> **Problem**:
List each line of the data in which the string "ὑποθ" appears.

> **Dataset excerpts**:
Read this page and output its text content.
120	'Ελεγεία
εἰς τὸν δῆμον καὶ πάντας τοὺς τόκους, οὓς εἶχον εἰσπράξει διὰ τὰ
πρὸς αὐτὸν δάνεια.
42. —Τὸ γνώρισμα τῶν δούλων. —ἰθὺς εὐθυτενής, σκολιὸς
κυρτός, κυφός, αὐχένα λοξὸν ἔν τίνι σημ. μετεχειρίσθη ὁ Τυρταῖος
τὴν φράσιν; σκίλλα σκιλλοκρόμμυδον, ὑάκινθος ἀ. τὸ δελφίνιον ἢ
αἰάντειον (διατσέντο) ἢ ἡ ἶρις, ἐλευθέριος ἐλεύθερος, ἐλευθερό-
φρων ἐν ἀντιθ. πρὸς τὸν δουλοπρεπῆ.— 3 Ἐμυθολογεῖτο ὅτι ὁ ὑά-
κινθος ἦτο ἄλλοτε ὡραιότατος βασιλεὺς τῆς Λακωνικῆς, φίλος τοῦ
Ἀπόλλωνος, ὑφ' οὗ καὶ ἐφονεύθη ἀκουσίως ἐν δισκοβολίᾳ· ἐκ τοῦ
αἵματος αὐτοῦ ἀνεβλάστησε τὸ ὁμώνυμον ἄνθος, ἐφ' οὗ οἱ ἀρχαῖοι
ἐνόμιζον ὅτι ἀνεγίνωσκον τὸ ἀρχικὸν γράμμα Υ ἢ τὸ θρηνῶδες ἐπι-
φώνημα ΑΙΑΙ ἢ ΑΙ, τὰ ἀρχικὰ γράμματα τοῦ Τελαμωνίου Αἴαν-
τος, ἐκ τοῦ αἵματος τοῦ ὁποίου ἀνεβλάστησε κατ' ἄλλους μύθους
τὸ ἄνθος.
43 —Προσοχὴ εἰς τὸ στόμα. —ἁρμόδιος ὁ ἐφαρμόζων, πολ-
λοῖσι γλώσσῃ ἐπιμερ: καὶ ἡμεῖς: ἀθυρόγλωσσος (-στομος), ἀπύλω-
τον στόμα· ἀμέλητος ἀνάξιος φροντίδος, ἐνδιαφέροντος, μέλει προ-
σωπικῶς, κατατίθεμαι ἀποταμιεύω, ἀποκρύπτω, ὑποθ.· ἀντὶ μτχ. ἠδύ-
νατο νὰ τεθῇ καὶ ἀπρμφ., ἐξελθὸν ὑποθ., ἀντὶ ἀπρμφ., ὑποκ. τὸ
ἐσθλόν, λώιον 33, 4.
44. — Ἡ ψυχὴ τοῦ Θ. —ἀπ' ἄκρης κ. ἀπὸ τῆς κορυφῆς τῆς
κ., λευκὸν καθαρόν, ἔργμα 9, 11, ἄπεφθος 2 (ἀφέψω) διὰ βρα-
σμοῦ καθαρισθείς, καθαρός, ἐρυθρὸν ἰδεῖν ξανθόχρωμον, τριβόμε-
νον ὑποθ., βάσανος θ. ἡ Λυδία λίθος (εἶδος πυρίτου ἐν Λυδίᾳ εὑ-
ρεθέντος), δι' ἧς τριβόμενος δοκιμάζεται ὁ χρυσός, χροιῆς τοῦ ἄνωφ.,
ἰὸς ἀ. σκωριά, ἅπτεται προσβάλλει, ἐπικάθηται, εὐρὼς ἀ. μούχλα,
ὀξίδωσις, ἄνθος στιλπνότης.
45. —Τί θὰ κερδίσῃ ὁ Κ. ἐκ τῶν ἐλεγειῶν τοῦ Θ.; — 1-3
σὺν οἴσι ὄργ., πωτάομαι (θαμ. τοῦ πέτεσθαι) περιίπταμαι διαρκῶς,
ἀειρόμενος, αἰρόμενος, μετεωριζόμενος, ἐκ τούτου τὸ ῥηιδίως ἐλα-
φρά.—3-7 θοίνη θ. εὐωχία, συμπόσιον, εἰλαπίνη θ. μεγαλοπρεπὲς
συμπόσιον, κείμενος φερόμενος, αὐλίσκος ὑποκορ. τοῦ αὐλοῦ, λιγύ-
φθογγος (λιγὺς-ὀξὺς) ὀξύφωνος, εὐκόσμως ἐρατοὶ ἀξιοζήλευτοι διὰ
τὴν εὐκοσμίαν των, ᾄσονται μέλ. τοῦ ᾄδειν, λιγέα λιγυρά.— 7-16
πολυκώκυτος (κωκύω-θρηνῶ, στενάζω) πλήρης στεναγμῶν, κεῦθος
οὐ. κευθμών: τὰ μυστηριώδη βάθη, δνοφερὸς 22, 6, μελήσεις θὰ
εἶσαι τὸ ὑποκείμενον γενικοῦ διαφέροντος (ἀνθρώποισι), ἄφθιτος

> **Output**:
σωπικῶς, κατατίθεμαι ἀποταμιεύω, ἀποκρύπτω, ὑποθ.· ἀντὶ μτχ. ἠδύ-
νατο νὰ τεθῇ καὶ ἀπρμφ., ἐξελθὸν ὑποθ., ἀντὶ ἀπρμφ., ὑποκ. τὸ
νον ὑποθ., βάσανος θ. ἡ Λυδία λίθος (εἶδος πυρίτου ἐν Λυδίᾳ εὑ-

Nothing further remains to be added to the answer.